Material provided:

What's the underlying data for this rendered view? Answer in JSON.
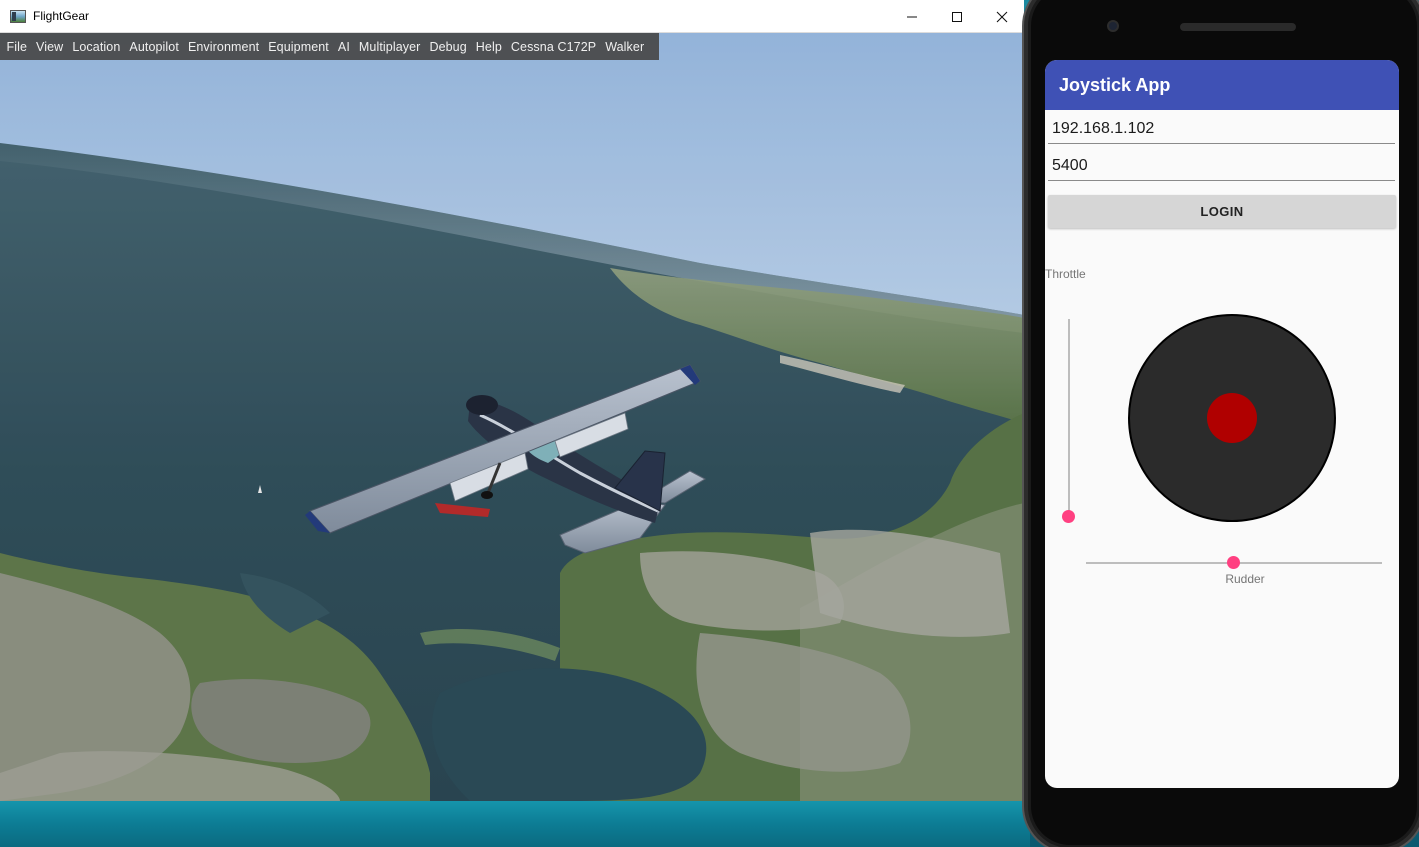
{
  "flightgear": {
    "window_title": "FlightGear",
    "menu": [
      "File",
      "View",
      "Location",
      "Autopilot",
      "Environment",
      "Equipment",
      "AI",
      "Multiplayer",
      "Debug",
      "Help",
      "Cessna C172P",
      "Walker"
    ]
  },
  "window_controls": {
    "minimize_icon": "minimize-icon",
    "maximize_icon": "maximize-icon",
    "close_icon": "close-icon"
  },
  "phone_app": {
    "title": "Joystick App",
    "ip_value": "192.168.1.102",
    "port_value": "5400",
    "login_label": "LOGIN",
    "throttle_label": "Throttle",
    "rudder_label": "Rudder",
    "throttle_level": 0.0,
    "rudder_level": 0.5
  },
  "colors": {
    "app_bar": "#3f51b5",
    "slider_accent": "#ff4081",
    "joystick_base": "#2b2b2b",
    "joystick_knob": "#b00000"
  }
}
...
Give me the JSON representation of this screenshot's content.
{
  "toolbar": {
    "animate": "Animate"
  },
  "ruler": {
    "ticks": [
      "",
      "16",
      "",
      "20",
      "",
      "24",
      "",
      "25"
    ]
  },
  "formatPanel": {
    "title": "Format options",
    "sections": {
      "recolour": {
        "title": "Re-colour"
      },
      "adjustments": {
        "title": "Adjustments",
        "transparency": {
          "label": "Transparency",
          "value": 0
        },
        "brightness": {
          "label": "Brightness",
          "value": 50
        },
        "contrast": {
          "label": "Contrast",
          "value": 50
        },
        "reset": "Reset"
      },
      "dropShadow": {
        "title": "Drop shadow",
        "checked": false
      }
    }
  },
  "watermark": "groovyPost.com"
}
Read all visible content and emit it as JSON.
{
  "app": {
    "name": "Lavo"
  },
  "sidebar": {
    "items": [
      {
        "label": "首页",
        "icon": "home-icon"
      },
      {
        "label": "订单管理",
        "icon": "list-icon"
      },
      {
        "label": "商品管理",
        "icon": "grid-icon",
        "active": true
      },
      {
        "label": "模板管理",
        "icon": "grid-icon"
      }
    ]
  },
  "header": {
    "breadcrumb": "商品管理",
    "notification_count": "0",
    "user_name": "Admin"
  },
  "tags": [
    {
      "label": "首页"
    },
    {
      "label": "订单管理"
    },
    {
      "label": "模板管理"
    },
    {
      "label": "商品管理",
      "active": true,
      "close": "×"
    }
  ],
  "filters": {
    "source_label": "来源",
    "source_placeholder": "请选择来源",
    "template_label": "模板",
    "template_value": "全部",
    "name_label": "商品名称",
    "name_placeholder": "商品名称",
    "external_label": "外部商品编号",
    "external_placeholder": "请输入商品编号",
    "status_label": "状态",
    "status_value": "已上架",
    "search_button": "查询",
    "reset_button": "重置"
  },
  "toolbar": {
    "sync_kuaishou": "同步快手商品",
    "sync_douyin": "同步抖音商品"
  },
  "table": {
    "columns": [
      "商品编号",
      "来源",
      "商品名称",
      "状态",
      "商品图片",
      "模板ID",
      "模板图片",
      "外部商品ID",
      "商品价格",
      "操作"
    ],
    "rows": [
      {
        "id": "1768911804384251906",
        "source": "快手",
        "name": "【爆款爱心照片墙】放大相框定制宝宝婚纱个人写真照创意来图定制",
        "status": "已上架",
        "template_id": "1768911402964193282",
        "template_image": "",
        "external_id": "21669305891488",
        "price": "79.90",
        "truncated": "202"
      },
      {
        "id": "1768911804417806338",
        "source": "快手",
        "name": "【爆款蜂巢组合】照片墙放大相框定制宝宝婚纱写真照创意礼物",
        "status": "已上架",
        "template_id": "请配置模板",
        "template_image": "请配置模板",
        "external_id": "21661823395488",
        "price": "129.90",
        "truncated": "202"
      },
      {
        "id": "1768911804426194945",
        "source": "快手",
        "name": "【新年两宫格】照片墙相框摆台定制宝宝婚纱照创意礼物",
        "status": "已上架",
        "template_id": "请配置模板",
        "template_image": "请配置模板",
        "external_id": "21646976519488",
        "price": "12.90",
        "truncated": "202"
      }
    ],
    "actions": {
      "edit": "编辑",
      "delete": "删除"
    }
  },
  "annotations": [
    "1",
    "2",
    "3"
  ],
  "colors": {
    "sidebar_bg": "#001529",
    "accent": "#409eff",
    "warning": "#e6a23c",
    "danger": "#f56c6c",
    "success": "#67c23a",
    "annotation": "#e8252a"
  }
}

Task prompt: Extract from the material all lines containing the string "商品名称".

Response to the exercise:
    "name_label": "商品名称",
    "name_placeholder": "商品名称",
      "商品名称",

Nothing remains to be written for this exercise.